Prompt: Give a verbatim quotation of every record.

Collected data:
# # #
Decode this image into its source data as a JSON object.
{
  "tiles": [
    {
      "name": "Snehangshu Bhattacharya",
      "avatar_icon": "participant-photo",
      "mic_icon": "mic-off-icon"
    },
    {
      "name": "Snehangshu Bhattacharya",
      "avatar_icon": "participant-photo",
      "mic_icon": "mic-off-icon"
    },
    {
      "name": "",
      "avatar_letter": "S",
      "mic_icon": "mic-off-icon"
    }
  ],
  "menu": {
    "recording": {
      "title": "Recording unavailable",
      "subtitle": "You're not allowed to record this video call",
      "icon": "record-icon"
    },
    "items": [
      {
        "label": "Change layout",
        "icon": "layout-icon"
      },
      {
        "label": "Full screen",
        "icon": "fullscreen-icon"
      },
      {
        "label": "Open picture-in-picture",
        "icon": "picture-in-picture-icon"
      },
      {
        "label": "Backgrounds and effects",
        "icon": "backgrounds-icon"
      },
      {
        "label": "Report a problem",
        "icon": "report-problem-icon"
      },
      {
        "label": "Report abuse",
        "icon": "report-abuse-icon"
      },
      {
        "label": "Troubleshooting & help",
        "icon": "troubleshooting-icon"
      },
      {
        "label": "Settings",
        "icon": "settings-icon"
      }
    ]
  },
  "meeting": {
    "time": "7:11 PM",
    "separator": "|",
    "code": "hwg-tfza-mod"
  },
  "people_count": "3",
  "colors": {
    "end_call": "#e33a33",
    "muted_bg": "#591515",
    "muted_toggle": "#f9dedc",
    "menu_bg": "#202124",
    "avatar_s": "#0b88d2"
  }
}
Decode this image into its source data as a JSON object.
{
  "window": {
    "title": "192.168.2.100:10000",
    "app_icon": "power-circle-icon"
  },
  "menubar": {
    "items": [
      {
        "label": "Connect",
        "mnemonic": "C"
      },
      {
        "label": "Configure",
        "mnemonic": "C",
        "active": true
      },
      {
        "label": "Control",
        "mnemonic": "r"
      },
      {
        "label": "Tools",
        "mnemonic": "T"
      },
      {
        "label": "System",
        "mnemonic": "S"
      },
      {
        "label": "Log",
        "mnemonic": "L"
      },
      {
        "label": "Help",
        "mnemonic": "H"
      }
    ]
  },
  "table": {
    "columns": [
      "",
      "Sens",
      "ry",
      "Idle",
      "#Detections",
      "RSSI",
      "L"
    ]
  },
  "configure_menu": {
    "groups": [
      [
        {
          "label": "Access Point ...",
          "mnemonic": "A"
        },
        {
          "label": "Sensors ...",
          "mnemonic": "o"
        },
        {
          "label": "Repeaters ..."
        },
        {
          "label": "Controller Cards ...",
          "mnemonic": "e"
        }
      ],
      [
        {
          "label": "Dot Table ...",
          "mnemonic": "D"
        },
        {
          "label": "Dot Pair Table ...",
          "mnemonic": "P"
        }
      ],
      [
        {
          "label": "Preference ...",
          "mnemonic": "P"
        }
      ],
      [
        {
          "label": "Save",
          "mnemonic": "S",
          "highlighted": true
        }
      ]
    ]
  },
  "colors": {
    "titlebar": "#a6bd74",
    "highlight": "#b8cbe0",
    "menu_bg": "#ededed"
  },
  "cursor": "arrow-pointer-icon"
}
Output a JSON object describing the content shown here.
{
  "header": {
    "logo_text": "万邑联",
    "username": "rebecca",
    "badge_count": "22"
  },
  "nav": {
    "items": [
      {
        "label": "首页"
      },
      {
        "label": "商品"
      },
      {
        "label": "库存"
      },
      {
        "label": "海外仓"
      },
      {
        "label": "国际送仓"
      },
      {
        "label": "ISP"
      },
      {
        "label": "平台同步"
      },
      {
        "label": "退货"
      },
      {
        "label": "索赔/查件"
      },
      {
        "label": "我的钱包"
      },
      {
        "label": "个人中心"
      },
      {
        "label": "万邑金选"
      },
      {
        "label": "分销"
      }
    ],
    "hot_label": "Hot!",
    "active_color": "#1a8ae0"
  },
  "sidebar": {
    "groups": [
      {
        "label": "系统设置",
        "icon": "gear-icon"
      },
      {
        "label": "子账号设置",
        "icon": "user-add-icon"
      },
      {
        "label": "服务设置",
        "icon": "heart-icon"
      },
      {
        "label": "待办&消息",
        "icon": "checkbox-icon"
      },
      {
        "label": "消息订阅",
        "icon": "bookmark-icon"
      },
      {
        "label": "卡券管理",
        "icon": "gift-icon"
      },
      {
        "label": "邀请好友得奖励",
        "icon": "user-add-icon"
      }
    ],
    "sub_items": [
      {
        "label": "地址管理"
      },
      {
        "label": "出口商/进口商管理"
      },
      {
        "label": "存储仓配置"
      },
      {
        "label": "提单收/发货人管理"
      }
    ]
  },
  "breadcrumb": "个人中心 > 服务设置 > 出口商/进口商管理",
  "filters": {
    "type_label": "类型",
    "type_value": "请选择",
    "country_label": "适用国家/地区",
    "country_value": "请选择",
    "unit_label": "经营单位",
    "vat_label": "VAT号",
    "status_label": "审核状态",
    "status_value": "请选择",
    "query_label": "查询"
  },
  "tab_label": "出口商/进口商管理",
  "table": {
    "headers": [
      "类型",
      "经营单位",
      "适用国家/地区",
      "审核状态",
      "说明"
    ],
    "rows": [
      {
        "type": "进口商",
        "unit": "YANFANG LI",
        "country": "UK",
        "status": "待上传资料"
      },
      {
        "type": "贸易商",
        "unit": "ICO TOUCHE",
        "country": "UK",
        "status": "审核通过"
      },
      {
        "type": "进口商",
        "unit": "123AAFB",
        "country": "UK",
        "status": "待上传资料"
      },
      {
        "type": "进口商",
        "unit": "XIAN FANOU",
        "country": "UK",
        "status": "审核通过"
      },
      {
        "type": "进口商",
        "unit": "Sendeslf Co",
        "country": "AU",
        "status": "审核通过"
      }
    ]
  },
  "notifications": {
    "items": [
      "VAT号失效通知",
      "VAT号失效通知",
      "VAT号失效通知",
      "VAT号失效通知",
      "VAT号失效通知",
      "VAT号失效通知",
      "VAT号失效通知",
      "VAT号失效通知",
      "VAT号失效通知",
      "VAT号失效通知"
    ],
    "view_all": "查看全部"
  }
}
# # #
Written answer:
Decode this image into its source data as a JSON object.
{
  "tiles": [
    {
      "name": "Snehangshu Bhattacharya",
      "avatar_icon": "participant-photo",
      "mic_icon": "mic-off-icon"
    },
    {
      "name": "Snehangshu Bhattacharya",
      "avatar_icon": "participant-photo",
      "mic_icon": "mic-off-icon"
    },
    {
      "name": "",
      "avatar_letter": "S",
      "mic_icon": "mic-off-icon"
    }
  ],
  "menu": {
    "recording": {
      "title": "Recording unavailable",
      "subtitle": "You're not allowed to record this video call",
      "icon": "record-icon"
    },
    "items": [
      {
        "label": "Change layout",
        "icon": "layout-icon"
      },
      {
        "label": "Full screen",
        "icon": "fullscreen-icon"
      },
      {
        "label": "Open picture-in-picture",
        "icon": "picture-in-picture-icon"
      },
      {
        "label": "Backgrounds and effects",
        "icon": "backgrounds-icon"
      },
      {
        "label": "Report a problem",
        "icon": "report-problem-icon"
      },
      {
        "label": "Report abuse",
        "icon": "report-abuse-icon"
      },
      {
        "label": "Troubleshooting & help",
        "icon": "troubleshooting-icon"
      },
      {
        "label": "Settings",
        "icon": "settings-icon"
      }
    ]
  },
  "meeting": {
    "time": "7:11 PM",
    "separator": "|",
    "code": "hwg-tfza-mod"
  },
  "people_count": "3",
  "colors": {
    "end_call": "#e33a33",
    "muted_bg": "#591515",
    "muted_toggle": "#f9dedc",
    "menu_bg": "#202124",
    "avatar_s": "#0b88d2"
  }
}
Decode this image into its source data as a JSON object.
{
  "window": {
    "title": "192.168.2.100:10000",
    "app_icon": "power-circle-icon"
  },
  "menubar": {
    "items": [
      {
        "label": "Connect",
        "mnemonic": "C"
      },
      {
        "label": "Configure",
        "mnemonic": "C",
        "active": true
      },
      {
        "label": "Control",
        "mnemonic": "r"
      },
      {
        "label": "Tools",
        "mnemonic": "T"
      },
      {
        "label": "System",
        "mnemonic": "S"
      },
      {
        "label": "Log",
        "mnemonic": "L"
      },
      {
        "label": "Help",
        "mnemonic": "H"
      }
    ]
  },
  "table": {
    "columns": [
      "",
      "Sens",
      "ry",
      "Idle",
      "#Detections",
      "RSSI",
      "L"
    ]
  },
  "configure_menu": {
    "groups": [
      [
        {
          "label": "Access Point ...",
          "mnemonic": "A"
        },
        {
          "label": "Sensors ...",
          "mnemonic": "o"
        },
        {
          "label": "Repeaters ..."
        },
        {
          "label": "Controller Cards ...",
          "mnemonic": "e"
        }
      ],
      [
        {
          "label": "Dot Table ...",
          "mnemonic": "D"
        },
        {
          "label": "Dot Pair Table ...",
          "mnemonic": "P"
        }
      ],
      [
        {
          "label": "Preference ...",
          "mnemonic": "P"
        }
      ],
      [
        {
          "label": "Save",
          "mnemonic": "S",
          "highlighted": true
        }
      ]
    ]
  },
  "colors": {
    "titlebar": "#a6bd74",
    "highlight": "#b8cbe0",
    "menu_bg": "#ededed"
  },
  "cursor": "arrow-pointer-icon"
}
Output a JSON object describing the content shown here.
{
  "header": {
    "logo_text": "万邑联",
    "username": "rebecca",
    "badge_count": "22"
  },
  "nav": {
    "items": [
      {
        "label": "首页"
      },
      {
        "label": "商品"
      },
      {
        "label": "库存"
      },
      {
        "label": "海外仓"
      },
      {
        "label": "国际送仓"
      },
      {
        "label": "ISP"
      },
      {
        "label": "平台同步"
      },
      {
        "label": "退货"
      },
      {
        "label": "索赔/查件"
      },
      {
        "label": "我的钱包"
      },
      {
        "label": "个人中心"
      },
      {
        "label": "万邑金选"
      },
      {
        "label": "分销"
      }
    ],
    "hot_label": "Hot!",
    "active_color": "#1a8ae0"
  },
  "sidebar": {
    "groups": [
      {
        "label": "系统设置",
        "icon": "gear-icon"
      },
      {
        "label": "子账号设置",
        "icon": "user-add-icon"
      },
      {
        "label": "服务设置",
        "icon": "heart-icon"
      },
      {
        "label": "待办&消息",
        "icon": "checkbox-icon"
      },
      {
        "label": "消息订阅",
        "icon": "bookmark-icon"
      },
      {
        "label": "卡券管理",
        "icon": "gift-icon"
      },
      {
        "label": "邀请好友得奖励",
        "icon": "user-add-icon"
      }
    ],
    "sub_items": [
      {
        "label": "地址管理"
      },
      {
        "label": "出口商/进口商管理"
      },
      {
        "label": "存储仓配置"
      },
      {
        "label": "提单收/发货人管理"
      }
    ]
  },
  "breadcrumb": "个人中心 > 服务设置 > 出口商/进口商管理",
  "filters": {
    "type_label": "类型",
    "type_value": "请选择",
    "country_label": "适用国家/地区",
    "country_value": "请选择",
    "unit_label": "经营单位",
    "vat_label": "VAT号",
    "status_label": "审核状态",
    "status_value": "请选择",
    "query_label": "查询"
  },
  "tab_label": "出口商/进口商管理",
  "table": {
    "headers": [
      "类型",
      "经营单位",
      "适用国家/地区",
      "审核状态",
      "说明"
    ],
    "rows": [
      {
        "type": "进口商",
        "unit": "YANFANG LI",
        "country": "UK",
        "status": "待上传资料"
      },
      {
        "type": "贸易商",
        "unit": "ICO TOUCHE",
        "country": "UK",
        "status": "审核通过"
      },
      {
        "type": "进口商",
        "unit": "123AAFB",
        "country": "UK",
        "status": "待上传资料"
      },
      {
        "type": "进口商",
        "unit": "XIAN FANOU",
        "country": "UK",
        "status": "审核通过"
      },
      {
        "type": "进口商",
        "unit": "Sendeslf Co",
        "country": "AU",
        "status": "审核通过"
      }
    ]
  },
  "notifications": {
    "items": [
      "VAT号失效通知",
      "VAT号失效通知",
      "VAT号失效通知",
      "VAT号失效通知",
      "VAT号失效通知",
      "VAT号失效通知",
      "VAT号失效通知",
      "VAT号失效通知",
      "VAT号失效通知",
      "VAT号失效通知"
    ],
    "view_all": "查看全部"
  }
}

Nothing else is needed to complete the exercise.